### [Stored dataset items]
----
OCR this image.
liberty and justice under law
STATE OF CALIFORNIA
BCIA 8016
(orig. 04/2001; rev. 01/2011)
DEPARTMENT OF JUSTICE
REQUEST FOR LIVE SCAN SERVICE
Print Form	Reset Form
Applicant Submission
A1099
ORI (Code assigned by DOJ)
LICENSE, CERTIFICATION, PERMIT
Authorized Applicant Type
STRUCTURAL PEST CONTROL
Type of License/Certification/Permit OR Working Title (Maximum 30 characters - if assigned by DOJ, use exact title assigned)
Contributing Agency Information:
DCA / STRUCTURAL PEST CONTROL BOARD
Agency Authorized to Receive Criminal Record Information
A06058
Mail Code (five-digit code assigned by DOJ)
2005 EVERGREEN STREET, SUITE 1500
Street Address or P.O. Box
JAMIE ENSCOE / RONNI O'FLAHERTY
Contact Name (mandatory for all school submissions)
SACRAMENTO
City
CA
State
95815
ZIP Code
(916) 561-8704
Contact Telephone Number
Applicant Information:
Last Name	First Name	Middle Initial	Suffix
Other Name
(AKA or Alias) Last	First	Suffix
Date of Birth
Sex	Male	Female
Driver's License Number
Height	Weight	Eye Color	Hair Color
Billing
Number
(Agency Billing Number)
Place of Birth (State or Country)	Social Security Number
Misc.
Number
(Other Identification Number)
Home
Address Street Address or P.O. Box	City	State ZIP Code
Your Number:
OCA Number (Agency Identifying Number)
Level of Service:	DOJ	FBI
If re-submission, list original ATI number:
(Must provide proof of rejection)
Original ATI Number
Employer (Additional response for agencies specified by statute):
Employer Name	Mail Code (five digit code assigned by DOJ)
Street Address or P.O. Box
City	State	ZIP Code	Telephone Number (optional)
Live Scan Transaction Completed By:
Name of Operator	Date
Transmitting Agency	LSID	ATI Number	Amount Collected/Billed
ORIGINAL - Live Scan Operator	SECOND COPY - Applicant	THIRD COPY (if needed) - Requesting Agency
----
### [Stated task]
Read the data above and pull out each line that holds the string "Authorized".

### [Task result]
Authorized Applicant Type
Agency Authorized to Receive Criminal Record Information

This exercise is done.